__SET PROBLEM__:
Please update the stretch of entries from the start through the line containing "2182, 1521, 2230]" by replacing "rechts" with "links" and leaving everything else as it is. Return only those lines.

=== DATA FOR PROCESSING ===

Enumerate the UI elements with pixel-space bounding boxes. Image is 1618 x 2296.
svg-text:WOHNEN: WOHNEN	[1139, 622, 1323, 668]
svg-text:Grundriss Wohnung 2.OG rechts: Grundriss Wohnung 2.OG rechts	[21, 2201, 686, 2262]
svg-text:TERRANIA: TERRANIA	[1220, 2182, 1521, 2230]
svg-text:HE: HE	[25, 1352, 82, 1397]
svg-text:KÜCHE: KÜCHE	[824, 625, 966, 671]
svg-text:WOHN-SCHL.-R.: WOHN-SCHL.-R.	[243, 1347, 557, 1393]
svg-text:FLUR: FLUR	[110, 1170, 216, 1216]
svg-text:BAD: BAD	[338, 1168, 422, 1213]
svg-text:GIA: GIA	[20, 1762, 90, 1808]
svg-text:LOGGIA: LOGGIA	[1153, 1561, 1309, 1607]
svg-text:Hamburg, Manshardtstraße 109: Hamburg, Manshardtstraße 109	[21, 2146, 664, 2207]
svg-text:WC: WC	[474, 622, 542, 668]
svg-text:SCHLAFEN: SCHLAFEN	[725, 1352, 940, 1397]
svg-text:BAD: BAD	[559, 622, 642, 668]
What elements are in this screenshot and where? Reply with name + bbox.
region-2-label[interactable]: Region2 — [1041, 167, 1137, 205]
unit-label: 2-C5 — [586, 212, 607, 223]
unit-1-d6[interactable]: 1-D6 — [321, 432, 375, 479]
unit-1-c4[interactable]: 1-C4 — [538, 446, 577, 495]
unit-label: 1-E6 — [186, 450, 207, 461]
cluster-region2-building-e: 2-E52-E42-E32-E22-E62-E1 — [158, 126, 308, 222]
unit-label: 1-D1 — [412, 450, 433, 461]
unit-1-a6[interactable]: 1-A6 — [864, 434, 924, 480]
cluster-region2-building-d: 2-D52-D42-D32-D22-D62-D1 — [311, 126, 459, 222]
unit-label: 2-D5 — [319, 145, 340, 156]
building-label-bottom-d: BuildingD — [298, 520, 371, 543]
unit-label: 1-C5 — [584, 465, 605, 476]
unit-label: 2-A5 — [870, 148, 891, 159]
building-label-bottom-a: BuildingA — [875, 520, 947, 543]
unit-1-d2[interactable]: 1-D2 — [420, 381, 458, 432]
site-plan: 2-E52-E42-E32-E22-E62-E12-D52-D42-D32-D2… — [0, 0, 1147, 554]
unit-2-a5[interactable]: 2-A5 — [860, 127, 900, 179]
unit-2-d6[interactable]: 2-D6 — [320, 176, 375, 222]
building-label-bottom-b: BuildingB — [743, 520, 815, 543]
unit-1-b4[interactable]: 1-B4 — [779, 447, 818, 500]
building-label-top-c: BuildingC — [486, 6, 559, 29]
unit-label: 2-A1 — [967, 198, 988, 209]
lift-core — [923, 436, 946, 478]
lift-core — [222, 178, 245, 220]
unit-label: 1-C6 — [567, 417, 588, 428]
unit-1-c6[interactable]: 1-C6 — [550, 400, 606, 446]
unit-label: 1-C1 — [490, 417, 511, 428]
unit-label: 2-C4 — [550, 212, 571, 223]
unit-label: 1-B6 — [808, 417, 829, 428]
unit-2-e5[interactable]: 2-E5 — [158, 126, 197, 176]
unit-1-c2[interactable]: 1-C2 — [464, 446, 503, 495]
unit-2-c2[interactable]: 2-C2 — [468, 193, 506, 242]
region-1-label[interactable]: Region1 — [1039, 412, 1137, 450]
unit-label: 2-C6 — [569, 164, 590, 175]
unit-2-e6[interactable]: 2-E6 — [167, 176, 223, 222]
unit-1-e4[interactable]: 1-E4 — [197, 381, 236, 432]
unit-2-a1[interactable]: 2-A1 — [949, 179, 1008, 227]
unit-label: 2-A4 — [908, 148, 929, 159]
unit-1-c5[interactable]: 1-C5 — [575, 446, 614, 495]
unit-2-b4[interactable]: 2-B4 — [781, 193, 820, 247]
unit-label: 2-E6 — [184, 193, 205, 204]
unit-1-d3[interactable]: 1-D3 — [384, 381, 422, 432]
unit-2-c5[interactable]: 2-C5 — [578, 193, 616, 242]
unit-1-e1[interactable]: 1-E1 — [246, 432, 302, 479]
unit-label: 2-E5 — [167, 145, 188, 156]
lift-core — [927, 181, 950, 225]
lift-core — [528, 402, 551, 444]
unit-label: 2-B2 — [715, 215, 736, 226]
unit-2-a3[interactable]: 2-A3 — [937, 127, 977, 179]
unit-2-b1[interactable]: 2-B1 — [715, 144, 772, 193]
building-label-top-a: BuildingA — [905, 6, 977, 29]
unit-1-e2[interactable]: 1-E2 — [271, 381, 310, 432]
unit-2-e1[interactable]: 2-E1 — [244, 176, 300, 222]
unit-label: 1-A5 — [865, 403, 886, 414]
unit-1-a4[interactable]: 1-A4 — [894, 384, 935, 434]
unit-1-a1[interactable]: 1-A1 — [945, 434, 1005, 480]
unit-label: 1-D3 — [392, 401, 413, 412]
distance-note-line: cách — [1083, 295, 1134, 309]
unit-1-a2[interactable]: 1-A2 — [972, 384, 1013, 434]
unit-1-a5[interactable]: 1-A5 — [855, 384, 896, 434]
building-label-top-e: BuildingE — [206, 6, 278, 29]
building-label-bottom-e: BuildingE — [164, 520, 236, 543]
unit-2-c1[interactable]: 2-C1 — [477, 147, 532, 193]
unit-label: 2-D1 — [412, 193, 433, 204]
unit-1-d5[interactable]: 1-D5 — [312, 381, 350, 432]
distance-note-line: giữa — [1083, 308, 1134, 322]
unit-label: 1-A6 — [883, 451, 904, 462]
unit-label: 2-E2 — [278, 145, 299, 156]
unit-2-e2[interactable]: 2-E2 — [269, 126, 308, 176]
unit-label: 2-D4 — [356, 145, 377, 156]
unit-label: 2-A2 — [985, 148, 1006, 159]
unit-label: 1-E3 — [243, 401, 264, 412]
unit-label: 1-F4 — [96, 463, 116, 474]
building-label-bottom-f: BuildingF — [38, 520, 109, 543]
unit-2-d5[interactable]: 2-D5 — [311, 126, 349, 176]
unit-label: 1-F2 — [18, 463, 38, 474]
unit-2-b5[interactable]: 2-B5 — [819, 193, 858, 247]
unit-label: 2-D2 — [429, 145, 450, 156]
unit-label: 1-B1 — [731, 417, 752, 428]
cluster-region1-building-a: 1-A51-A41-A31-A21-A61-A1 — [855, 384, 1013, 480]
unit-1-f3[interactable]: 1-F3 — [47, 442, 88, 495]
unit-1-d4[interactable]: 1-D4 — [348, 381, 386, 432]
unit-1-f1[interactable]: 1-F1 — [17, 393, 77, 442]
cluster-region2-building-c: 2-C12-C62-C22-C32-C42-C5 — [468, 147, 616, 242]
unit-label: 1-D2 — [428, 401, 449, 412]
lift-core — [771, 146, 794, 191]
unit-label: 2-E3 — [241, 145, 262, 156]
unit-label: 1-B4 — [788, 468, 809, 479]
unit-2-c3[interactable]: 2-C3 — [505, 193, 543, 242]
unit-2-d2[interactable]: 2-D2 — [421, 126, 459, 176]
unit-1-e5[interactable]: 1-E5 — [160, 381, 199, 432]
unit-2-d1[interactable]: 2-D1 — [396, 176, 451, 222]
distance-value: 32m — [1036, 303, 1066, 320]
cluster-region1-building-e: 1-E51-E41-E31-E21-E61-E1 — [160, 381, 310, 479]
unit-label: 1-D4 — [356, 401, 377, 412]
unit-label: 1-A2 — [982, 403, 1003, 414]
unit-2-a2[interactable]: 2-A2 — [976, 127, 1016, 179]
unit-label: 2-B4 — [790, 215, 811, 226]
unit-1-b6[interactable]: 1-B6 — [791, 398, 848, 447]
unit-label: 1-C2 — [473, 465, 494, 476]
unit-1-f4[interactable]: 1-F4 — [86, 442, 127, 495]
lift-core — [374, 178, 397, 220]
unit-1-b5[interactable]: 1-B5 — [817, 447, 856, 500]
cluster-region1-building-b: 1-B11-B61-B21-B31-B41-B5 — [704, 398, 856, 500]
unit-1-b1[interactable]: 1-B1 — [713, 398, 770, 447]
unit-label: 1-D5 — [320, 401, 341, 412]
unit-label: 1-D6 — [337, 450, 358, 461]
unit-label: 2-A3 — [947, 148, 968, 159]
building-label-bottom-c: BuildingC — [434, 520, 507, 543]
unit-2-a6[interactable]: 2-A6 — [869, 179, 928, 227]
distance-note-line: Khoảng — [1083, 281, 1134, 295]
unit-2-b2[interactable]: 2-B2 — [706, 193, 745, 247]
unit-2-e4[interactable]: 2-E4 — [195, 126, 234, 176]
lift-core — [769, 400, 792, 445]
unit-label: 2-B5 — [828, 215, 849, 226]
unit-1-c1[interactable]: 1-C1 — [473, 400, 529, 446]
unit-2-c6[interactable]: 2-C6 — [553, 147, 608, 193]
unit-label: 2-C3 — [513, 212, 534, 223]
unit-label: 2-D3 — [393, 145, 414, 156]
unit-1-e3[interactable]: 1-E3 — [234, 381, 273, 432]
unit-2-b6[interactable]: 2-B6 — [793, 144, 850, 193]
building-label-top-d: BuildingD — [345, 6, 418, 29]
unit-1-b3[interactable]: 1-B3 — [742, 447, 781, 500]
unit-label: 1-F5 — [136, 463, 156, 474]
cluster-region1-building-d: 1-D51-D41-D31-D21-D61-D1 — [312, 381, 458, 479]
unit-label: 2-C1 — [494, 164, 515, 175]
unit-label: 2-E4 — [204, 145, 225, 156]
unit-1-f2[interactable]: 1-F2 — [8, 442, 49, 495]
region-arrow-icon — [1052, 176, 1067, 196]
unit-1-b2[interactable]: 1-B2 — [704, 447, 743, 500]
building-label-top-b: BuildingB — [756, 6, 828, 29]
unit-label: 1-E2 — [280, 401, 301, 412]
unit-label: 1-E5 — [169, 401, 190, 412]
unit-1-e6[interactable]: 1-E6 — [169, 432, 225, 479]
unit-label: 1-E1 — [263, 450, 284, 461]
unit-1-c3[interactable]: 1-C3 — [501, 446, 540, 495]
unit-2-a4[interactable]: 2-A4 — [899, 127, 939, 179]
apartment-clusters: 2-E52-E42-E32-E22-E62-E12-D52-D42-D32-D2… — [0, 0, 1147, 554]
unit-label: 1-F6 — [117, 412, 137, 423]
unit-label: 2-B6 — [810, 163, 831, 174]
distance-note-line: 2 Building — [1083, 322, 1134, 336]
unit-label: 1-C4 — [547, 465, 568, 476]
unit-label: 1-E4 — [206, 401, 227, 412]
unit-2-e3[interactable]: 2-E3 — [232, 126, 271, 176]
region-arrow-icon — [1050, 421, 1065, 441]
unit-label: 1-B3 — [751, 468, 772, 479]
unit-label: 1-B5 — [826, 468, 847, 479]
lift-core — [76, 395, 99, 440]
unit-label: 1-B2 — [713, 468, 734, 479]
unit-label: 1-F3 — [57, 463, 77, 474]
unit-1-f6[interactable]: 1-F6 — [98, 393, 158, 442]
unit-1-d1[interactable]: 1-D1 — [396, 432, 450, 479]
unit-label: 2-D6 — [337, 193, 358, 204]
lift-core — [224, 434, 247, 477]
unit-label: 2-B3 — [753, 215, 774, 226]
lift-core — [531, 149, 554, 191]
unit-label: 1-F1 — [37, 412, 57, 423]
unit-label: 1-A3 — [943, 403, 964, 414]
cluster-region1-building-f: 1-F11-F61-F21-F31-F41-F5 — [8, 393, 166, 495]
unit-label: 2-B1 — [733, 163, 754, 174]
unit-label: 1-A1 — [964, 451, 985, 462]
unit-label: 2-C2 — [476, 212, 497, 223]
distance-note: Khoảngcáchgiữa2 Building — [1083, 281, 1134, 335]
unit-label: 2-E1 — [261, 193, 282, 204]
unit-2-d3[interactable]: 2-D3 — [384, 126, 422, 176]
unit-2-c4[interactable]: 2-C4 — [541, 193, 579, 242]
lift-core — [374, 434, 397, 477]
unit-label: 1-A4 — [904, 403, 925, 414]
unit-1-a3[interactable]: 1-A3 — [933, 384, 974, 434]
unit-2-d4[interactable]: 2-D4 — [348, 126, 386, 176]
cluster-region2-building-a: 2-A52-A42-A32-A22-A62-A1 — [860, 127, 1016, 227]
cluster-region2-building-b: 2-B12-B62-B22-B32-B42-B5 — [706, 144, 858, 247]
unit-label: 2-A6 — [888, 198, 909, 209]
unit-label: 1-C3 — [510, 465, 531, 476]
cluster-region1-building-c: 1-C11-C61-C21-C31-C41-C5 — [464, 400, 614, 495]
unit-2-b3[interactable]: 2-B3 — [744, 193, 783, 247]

===

__EXERCISE ANSWER__:
Enumerate the UI elements with pixel-space bounding boxes. Image is 1618 x 2296.
svg-text:WOHNEN: WOHNEN	[1139, 622, 1323, 668]
svg-text:Grundriss Wohnung 2.OG links: Grundriss Wohnung 2.OG links	[21, 2201, 686, 2262]
svg-text:TERRANIA: TERRANIA	[1220, 2182, 1521, 2230]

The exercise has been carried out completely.